▸ What is asked
Below is a listing to transcribe in full and exactly; keep the pictures out.

>>>

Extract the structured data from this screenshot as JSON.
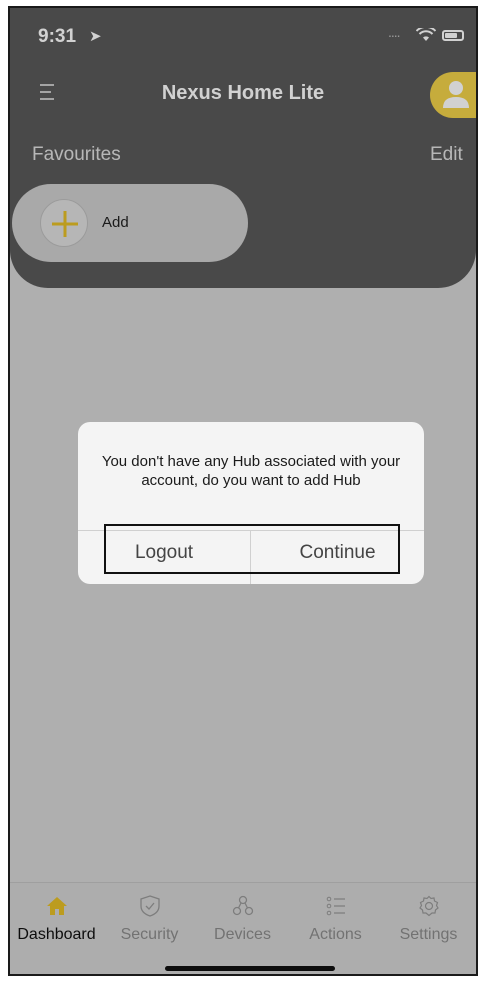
{
  "status_bar": {
    "time": "9:31",
    "location_arrow": "➤",
    "signal_dots": "...."
  },
  "header": {
    "title": "Nexus Home Lite",
    "menu_icon": "hamburger-menu-icon",
    "avatar_icon": "user-avatar-icon"
  },
  "favourites": {
    "label": "Favourites",
    "edit_label": "Edit",
    "add_label": "Add",
    "add_icon": "plus-icon"
  },
  "dialog": {
    "message": "You don't have any Hub associated with your account, do you want to add Hub",
    "logout_label": "Logout",
    "continue_label": "Continue"
  },
  "tabs": [
    {
      "label": "Dashboard",
      "icon": "home-icon",
      "active": true
    },
    {
      "label": "Security",
      "icon": "shield-icon",
      "active": false
    },
    {
      "label": "Devices",
      "icon": "devices-icon",
      "active": false
    },
    {
      "label": "Actions",
      "icon": "list-icon",
      "active": false
    },
    {
      "label": "Settings",
      "icon": "gear-icon",
      "active": false
    }
  ],
  "colors": {
    "accent": "#f2d24a",
    "header_bg": "#5a5a5a",
    "page_bg": "#d6d6d6"
  }
}
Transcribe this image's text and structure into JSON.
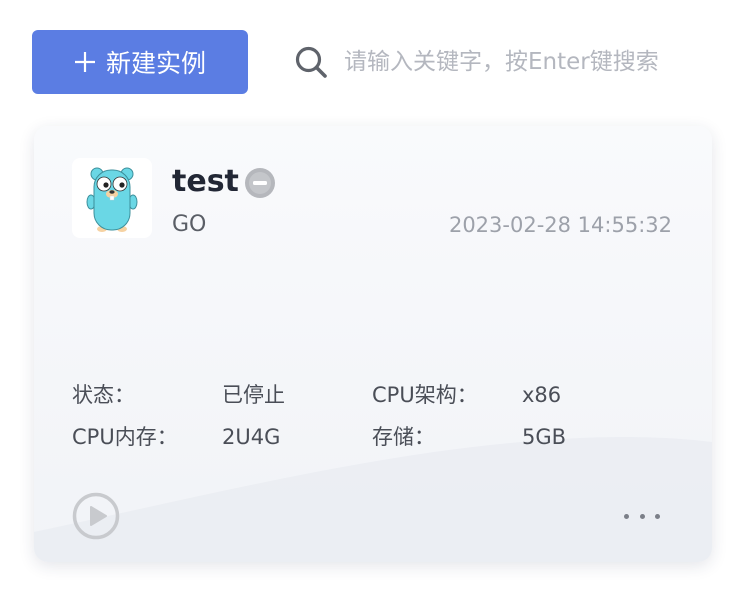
{
  "toolbar": {
    "new_instance_label": "新建实例",
    "search": {
      "placeholder": "请输入关键字，按Enter键搜索",
      "value": ""
    }
  },
  "instance_card": {
    "name": "test",
    "status_icon": "minus-circle-icon",
    "language": "GO",
    "language_logo": "go-gopher-icon",
    "created_time": "2023-02-28 14:55:32",
    "details": {
      "status_label": "状态：",
      "status_value": "已停止",
      "cpu_arch_label": "CPU架构：",
      "cpu_arch_value": "x86",
      "cpu_memory_label": "CPU内存：",
      "cpu_memory_value": "2U4G",
      "storage_label": "存储：",
      "storage_value": "5GB"
    },
    "actions": {
      "start_icon": "play-circle-icon",
      "more_icon": "more-horizontal-icon"
    }
  },
  "colors": {
    "primary": "#5b7de3",
    "title_text": "#222735",
    "muted_text": "#9da1aa",
    "stopped_badge": "#b5b7bc"
  }
}
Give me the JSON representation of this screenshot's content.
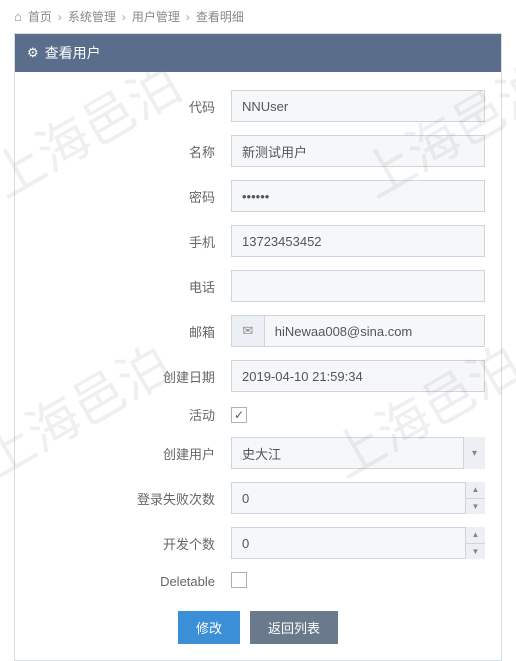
{
  "watermark": "上海邑泊",
  "breadcrumb": {
    "home": "首页",
    "sys": "系统管理",
    "user": "用户管理",
    "detail": "查看明细"
  },
  "panel": {
    "title": "查看用户"
  },
  "form": {
    "code_label": "代码",
    "code_value": "NNUser",
    "name_label": "名称",
    "name_value": "新测试用户",
    "password_label": "密码",
    "password_value": "••••••",
    "mobile_label": "手机",
    "mobile_value": "13723453452",
    "phone_label": "电话",
    "phone_value": "",
    "email_label": "邮箱",
    "email_value": "hiNewaa008@sina.com",
    "create_date_label": "创建日期",
    "create_date_value": "2019-04-10 21:59:34",
    "active_label": "活动",
    "active_checked": true,
    "create_user_label": "创建用户",
    "create_user_value": "史大江",
    "login_fail_label": "登录失败次数",
    "login_fail_value": "0",
    "dev_count_label": "开发个数",
    "dev_count_value": "0",
    "deletable_label": "Deletable",
    "deletable_checked": false
  },
  "actions": {
    "modify": "修改",
    "back": "返回列表"
  }
}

<<<

▸ Answer to the exercise
Extract the structured data from this screenshot as JSON.
{
  "status_bar": {
    "time": "9:31",
    "location_arrow": "➤",
    "signal_dots": "...."
  },
  "header": {
    "title": "Nexus Home Lite",
    "menu_icon": "hamburger-menu-icon",
    "avatar_icon": "user-avatar-icon"
  },
  "favourites": {
    "label": "Favourites",
    "edit_label": "Edit",
    "add_label": "Add",
    "add_icon": "plus-icon"
  },
  "dialog": {
    "message": "You don't have any Hub associated with your account, do you want to add Hub",
    "logout_label": "Logout",
    "continue_label": "Continue"
  },
  "tabs": [
    {
      "label": "Dashboard",
      "icon": "home-icon",
      "active": true
    },
    {
      "label": "Security",
      "icon": "shield-icon",
      "active": false
    },
    {
      "label": "Devices",
      "icon": "devices-icon",
      "active": false
    },
    {
      "label": "Actions",
      "icon": "list-icon",
      "active": false
    },
    {
      "label": "Settings",
      "icon": "gear-icon",
      "active": false
    }
  ],
  "colors": {
    "accent": "#f2d24a",
    "header_bg": "#5a5a5a",
    "page_bg": "#d6d6d6"
  }
}
Transcribe this image's text and structure into JSON.
{
  "toolbar": {
    "new_instance_label": "新建实例",
    "search": {
      "placeholder": "请输入关键字，按Enter键搜索",
      "value": ""
    }
  },
  "instance_card": {
    "name": "test",
    "status_icon": "minus-circle-icon",
    "language": "GO",
    "language_logo": "go-gopher-icon",
    "created_time": "2023-02-28 14:55:32",
    "details": {
      "status_label": "状态：",
      "status_value": "已停止",
      "cpu_arch_label": "CPU架构：",
      "cpu_arch_value": "x86",
      "cpu_memory_label": "CPU内存：",
      "cpu_memory_value": "2U4G",
      "storage_label": "存储：",
      "storage_value": "5GB"
    },
    "actions": {
      "start_icon": "play-circle-icon",
      "more_icon": "more-horizontal-icon"
    }
  },
  "colors": {
    "primary": "#5b7de3",
    "title_text": "#222735",
    "muted_text": "#9da1aa",
    "stopped_badge": "#b5b7bc"
  }
}
Give me the JSON representation of this screenshot's content.
{
  "watermark": "上海邑泊",
  "breadcrumb": {
    "home": "首页",
    "sys": "系统管理",
    "user": "用户管理",
    "detail": "查看明细"
  },
  "panel": {
    "title": "查看用户"
  },
  "form": {
    "code_label": "代码",
    "code_value": "NNUser",
    "name_label": "名称",
    "name_value": "新测试用户",
    "password_label": "密码",
    "password_value": "••••••",
    "mobile_label": "手机",
    "mobile_value": "13723453452",
    "phone_label": "电话",
    "phone_value": "",
    "email_label": "邮箱",
    "email_value": "hiNewaa008@sina.com",
    "create_date_label": "创建日期",
    "create_date_value": "2019-04-10 21:59:34",
    "active_label": "活动",
    "active_checked": true,
    "create_user_label": "创建用户",
    "create_user_value": "史大江",
    "login_fail_label": "登录失败次数",
    "login_fail_value": "0",
    "dev_count_label": "开发个数",
    "dev_count_value": "0",
    "deletable_label": "Deletable",
    "deletable_checked": false
  },
  "actions": {
    "modify": "修改",
    "back": "返回列表"
  }
}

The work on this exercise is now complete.